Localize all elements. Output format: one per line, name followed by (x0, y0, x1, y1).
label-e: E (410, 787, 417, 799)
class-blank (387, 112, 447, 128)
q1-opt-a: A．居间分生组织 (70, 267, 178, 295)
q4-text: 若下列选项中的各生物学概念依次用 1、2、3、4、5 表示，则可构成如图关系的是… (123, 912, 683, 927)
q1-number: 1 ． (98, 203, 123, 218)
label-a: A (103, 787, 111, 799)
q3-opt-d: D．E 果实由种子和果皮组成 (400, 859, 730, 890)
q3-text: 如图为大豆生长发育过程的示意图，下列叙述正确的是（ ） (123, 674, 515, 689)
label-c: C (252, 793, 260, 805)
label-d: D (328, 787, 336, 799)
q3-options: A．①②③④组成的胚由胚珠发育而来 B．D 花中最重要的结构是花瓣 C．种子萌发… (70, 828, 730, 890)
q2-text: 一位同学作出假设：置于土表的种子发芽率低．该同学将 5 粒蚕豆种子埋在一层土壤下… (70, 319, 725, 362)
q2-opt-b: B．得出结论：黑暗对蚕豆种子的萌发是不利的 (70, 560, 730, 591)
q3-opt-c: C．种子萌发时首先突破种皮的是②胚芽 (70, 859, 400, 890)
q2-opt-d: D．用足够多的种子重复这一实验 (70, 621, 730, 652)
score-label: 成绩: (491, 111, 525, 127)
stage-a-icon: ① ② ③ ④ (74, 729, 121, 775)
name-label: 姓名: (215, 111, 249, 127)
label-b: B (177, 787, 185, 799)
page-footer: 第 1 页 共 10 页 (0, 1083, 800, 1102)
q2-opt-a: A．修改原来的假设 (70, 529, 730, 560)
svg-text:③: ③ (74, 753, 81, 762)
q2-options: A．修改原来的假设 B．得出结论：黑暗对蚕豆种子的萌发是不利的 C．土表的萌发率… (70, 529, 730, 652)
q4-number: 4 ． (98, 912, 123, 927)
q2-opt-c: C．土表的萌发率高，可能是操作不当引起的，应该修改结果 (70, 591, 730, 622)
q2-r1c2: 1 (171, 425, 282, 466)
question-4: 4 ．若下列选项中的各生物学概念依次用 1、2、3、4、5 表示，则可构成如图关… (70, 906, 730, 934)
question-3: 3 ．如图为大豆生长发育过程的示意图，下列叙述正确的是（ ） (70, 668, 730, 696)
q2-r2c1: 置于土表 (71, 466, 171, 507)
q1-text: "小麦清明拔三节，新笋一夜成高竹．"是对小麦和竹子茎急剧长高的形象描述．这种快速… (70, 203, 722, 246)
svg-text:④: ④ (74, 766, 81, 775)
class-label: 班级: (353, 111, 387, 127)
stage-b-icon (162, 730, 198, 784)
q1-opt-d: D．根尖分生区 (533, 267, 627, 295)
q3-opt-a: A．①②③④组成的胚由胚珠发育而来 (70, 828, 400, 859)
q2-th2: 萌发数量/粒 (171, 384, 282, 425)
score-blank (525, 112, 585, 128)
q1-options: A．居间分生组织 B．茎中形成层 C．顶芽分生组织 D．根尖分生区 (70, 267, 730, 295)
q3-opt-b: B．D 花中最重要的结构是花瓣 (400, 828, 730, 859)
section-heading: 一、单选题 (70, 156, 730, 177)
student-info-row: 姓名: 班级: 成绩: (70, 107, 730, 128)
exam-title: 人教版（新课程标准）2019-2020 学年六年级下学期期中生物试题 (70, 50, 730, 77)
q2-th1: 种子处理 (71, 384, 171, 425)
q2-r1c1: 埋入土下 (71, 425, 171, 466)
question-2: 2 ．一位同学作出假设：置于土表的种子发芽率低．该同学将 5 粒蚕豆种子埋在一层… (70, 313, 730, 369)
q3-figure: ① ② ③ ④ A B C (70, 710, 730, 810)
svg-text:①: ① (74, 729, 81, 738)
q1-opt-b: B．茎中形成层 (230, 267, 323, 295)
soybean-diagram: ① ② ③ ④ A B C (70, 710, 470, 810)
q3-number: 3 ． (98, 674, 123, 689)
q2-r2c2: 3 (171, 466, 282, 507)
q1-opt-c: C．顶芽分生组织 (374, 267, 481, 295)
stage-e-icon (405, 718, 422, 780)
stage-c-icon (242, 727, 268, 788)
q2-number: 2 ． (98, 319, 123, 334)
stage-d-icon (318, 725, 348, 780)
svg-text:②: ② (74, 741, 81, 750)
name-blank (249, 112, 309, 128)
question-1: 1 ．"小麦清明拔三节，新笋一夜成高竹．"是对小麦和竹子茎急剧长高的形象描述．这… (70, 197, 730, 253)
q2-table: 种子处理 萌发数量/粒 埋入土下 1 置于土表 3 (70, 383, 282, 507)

== Given request ==
Reproduce the material above line for line, changing "exam-title" to "test-title" and keeping everything else identical.

== Answer for the task ==
Localize all elements. Output format: one per line, name followed by (x0, y0, x1, y1).
label-e: E (410, 787, 417, 799)
class-blank (387, 112, 447, 128)
q1-opt-a: A．居间分生组织 (70, 267, 178, 295)
q4-text: 若下列选项中的各生物学概念依次用 1、2、3、4、5 表示，则可构成如图关系的是… (123, 912, 683, 927)
q1-number: 1 ． (98, 203, 123, 218)
label-a: A (103, 787, 111, 799)
q3-opt-d: D．E 果实由种子和果皮组成 (400, 859, 730, 890)
q3-text: 如图为大豆生长发育过程的示意图，下列叙述正确的是（ ） (123, 674, 515, 689)
label-c: C (252, 793, 260, 805)
label-d: D (328, 787, 336, 799)
q3-options: A．①②③④组成的胚由胚珠发育而来 B．D 花中最重要的结构是花瓣 C．种子萌发… (70, 828, 730, 890)
q2-text: 一位同学作出假设：置于土表的种子发芽率低．该同学将 5 粒蚕豆种子埋在一层土壤下… (70, 319, 725, 362)
q2-opt-b: B．得出结论：黑暗对蚕豆种子的萌发是不利的 (70, 560, 730, 591)
q3-opt-c: C．种子萌发时首先突破种皮的是②胚芽 (70, 859, 400, 890)
q2-opt-d: D．用足够多的种子重复这一实验 (70, 621, 730, 652)
score-label: 成绩: (491, 111, 525, 127)
stage-a-icon: ① ② ③ ④ (74, 729, 121, 775)
name-label: 姓名: (215, 111, 249, 127)
label-b: B (177, 787, 185, 799)
page-footer: 第 1 页 共 10 页 (0, 1083, 800, 1102)
q2-opt-a: A．修改原来的假设 (70, 529, 730, 560)
svg-text:③: ③ (74, 753, 81, 762)
q2-options: A．修改原来的假设 B．得出结论：黑暗对蚕豆种子的萌发是不利的 C．土表的萌发率… (70, 529, 730, 652)
q4-number: 4 ． (98, 912, 123, 927)
q2-opt-c: C．土表的萌发率高，可能是操作不当引起的，应该修改结果 (70, 591, 730, 622)
q2-r1c2: 1 (171, 425, 282, 466)
question-4: 4 ．若下列选项中的各生物学概念依次用 1、2、3、4、5 表示，则可构成如图关… (70, 906, 730, 934)
question-3: 3 ．如图为大豆生长发育过程的示意图，下列叙述正确的是（ ） (70, 668, 730, 696)
q2-r2c1: 置于土表 (71, 466, 171, 507)
q1-text: "小麦清明拔三节，新笋一夜成高竹．"是对小麦和竹子茎急剧长高的形象描述．这种快速… (70, 203, 722, 246)
svg-text:④: ④ (74, 766, 81, 775)
class-label: 班级: (353, 111, 387, 127)
stage-b-icon (162, 730, 198, 784)
q1-opt-d: D．根尖分生区 (533, 267, 627, 295)
q3-opt-a: A．①②③④组成的胚由胚珠发育而来 (70, 828, 400, 859)
q2-th2: 萌发数量/粒 (171, 384, 282, 425)
score-blank (525, 112, 585, 128)
q1-options: A．居间分生组织 B．茎中形成层 C．顶芽分生组织 D．根尖分生区 (70, 267, 730, 295)
q3-opt-b: B．D 花中最重要的结构是花瓣 (400, 828, 730, 859)
section-heading: 一、单选题 (70, 156, 730, 177)
student-info-row: 姓名: 班级: 成绩: (70, 107, 730, 128)
test-title: 人教版（新课程标准）2019-2020 学年六年级下学期期中生物试题 (70, 50, 730, 77)
q2-th1: 种子处理 (71, 384, 171, 425)
q2-r1c1: 埋入土下 (71, 425, 171, 466)
question-2: 2 ．一位同学作出假设：置于土表的种子发芽率低．该同学将 5 粒蚕豆种子埋在一层… (70, 313, 730, 369)
q3-figure: ① ② ③ ④ A B C (70, 710, 730, 810)
svg-text:①: ① (74, 729, 81, 738)
q1-opt-b: B．茎中形成层 (230, 267, 323, 295)
soybean-diagram: ① ② ③ ④ A B C (70, 710, 470, 810)
q3-number: 3 ． (98, 674, 123, 689)
q2-r2c2: 3 (171, 466, 282, 507)
q1-opt-c: C．顶芽分生组织 (374, 267, 481, 295)
stage-e-icon (405, 718, 422, 780)
stage-c-icon (242, 727, 268, 788)
q2-number: 2 ． (98, 319, 123, 334)
stage-d-icon (318, 725, 348, 780)
svg-text:②: ② (74, 741, 81, 750)
name-blank (249, 112, 309, 128)
question-1: 1 ．"小麦清明拔三节，新笋一夜成高竹．"是对小麦和竹子茎急剧长高的形象描述．这… (70, 197, 730, 253)
q2-table: 种子处理 萌发数量/粒 埋入土下 1 置于土表 3 (70, 383, 282, 507)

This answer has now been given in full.